------ Given information ------

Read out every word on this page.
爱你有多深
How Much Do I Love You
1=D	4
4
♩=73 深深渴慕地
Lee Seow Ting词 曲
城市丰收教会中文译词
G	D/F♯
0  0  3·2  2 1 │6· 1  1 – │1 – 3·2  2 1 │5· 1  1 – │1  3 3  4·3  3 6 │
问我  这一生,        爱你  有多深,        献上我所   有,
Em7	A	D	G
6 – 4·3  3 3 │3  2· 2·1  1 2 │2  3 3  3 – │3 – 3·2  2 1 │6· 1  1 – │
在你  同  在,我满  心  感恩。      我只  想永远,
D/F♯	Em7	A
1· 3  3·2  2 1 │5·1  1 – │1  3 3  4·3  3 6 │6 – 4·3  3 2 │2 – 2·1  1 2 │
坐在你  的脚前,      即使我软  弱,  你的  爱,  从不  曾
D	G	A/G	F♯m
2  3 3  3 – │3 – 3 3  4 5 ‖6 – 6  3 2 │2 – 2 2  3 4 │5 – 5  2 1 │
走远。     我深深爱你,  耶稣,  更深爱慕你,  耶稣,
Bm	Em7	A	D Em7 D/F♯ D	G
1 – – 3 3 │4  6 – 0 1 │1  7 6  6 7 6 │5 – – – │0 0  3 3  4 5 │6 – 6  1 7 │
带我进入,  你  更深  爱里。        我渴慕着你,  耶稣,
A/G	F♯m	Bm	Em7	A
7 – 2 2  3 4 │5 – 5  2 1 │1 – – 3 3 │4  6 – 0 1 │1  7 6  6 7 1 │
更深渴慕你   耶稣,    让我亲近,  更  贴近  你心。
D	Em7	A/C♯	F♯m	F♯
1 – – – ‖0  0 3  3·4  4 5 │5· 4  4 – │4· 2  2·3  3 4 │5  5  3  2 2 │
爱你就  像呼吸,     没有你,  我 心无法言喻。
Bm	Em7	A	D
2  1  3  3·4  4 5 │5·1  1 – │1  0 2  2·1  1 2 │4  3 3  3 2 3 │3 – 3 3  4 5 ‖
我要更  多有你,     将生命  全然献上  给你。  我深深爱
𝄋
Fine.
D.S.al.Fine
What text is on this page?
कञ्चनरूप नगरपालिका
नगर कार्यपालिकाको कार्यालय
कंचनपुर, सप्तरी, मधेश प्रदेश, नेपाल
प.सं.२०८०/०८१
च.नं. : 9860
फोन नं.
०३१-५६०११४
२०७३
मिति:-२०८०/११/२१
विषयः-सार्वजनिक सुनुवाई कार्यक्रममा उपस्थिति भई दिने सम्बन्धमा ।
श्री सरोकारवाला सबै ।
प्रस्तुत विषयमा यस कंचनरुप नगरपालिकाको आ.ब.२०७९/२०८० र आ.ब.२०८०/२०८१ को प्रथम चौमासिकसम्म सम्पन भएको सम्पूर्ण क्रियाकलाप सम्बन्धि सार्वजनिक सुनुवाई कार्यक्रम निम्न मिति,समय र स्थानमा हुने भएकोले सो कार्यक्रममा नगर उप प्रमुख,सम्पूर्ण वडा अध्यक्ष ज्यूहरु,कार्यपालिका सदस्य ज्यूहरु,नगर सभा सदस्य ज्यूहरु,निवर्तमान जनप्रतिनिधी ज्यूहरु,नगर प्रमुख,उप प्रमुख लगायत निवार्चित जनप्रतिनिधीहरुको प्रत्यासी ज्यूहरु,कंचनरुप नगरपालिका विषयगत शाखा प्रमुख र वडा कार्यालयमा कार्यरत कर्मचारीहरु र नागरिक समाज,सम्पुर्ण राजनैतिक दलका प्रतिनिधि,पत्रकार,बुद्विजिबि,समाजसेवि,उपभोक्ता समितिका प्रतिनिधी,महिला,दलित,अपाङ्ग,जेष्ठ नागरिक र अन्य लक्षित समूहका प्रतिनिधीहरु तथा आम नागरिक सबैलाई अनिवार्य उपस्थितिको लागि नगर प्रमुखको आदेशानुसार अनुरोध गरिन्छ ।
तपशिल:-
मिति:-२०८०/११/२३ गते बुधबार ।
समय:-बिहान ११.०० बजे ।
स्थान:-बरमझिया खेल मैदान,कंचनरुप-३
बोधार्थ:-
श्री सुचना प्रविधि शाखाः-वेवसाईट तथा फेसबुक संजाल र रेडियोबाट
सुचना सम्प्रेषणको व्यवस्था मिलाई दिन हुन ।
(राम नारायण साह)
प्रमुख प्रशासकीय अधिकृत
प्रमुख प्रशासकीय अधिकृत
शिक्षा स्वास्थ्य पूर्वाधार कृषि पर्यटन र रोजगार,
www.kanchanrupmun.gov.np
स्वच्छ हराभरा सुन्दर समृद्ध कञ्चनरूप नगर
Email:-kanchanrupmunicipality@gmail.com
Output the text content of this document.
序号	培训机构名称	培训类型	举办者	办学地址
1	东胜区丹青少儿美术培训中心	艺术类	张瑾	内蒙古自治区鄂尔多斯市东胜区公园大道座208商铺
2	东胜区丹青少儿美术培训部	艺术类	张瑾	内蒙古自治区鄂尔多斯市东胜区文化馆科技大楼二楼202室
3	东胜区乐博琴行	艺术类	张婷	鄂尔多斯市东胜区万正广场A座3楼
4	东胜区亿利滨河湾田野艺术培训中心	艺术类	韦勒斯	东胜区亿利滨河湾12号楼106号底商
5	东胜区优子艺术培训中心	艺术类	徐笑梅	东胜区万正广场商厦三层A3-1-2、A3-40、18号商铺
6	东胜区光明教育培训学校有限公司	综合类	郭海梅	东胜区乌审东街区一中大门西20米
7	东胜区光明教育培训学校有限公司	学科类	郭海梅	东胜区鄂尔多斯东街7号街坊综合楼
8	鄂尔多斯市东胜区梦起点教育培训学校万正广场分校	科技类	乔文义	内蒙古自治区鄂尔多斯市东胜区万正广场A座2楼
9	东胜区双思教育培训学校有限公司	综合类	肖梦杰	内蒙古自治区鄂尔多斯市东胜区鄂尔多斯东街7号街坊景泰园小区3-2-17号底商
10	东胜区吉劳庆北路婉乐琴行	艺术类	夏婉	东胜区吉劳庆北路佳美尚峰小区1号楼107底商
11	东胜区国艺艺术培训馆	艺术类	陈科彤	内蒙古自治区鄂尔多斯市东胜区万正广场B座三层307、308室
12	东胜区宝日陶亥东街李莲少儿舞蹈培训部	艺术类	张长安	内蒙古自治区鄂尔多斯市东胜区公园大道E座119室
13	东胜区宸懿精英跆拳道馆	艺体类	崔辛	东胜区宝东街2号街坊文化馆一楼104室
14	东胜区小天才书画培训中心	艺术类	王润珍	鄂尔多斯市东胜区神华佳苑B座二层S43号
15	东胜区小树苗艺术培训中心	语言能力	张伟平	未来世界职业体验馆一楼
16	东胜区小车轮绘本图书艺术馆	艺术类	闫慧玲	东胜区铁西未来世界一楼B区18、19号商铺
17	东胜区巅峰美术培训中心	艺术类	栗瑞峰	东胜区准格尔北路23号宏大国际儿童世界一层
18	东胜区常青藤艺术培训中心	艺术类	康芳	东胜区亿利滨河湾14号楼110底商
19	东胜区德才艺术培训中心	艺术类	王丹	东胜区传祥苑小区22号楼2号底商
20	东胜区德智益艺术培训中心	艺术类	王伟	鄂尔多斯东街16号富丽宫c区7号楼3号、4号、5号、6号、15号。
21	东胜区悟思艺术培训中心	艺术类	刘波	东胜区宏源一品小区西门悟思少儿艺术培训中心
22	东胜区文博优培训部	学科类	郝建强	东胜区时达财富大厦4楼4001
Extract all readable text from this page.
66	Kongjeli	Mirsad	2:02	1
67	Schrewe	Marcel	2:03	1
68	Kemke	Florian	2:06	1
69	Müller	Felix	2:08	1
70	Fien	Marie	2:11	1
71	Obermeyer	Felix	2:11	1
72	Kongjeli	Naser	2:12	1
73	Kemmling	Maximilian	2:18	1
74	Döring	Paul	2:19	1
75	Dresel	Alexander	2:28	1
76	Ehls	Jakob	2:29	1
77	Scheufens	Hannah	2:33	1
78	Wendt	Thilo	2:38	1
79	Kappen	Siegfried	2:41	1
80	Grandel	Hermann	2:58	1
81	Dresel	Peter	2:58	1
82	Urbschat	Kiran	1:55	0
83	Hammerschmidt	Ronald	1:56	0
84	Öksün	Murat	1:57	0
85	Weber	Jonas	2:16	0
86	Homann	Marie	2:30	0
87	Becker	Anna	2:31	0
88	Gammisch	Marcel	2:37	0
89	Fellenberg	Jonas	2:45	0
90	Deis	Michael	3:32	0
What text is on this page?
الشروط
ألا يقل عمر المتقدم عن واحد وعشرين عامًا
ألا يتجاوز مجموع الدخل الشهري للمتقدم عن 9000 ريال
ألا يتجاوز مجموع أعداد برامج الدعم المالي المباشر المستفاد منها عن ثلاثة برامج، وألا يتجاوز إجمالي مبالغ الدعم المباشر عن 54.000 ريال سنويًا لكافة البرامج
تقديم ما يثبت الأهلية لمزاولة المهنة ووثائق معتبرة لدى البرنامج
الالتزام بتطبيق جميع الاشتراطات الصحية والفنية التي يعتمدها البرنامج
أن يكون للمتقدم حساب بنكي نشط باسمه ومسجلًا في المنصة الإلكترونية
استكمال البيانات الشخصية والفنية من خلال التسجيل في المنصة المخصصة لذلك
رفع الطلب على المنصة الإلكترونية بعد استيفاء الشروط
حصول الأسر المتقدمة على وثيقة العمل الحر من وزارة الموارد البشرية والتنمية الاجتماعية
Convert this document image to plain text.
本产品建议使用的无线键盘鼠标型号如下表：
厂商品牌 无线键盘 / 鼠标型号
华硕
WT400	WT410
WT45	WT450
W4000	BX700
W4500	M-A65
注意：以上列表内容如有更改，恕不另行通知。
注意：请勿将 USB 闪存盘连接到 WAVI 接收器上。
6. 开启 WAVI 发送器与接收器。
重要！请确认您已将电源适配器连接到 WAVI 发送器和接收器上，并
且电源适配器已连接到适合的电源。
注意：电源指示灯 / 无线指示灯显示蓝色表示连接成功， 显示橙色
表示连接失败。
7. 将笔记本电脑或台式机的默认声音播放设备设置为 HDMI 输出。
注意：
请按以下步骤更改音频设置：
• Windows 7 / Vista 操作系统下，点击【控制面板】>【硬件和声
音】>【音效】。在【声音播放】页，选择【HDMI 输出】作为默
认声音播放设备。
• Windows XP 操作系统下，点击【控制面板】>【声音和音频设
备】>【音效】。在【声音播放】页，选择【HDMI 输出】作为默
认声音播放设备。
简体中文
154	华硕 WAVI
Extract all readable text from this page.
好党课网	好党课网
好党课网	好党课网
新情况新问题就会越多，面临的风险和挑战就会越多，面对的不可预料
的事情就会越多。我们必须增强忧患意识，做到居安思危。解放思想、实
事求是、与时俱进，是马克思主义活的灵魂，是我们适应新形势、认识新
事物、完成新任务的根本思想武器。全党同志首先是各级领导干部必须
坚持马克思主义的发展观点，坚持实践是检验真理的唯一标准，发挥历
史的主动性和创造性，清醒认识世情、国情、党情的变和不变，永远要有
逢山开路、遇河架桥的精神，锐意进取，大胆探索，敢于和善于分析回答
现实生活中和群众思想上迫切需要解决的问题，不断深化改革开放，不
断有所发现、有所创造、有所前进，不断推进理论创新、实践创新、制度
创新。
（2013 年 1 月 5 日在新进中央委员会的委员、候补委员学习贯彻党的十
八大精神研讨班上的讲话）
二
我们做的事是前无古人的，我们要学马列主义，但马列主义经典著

------

### Work to be completed
In the entries above, find every line with the word "HDMI" and list it.

### Result
7. 将笔记本电脑或台式机的默认声音播放设备设置为 HDMI 输出。
音】>【音效】。在【声音播放】页，选择【HDMI 输出】作为默
备】>【音效】。在【声音播放】页，选择【HDMI 输出】作为默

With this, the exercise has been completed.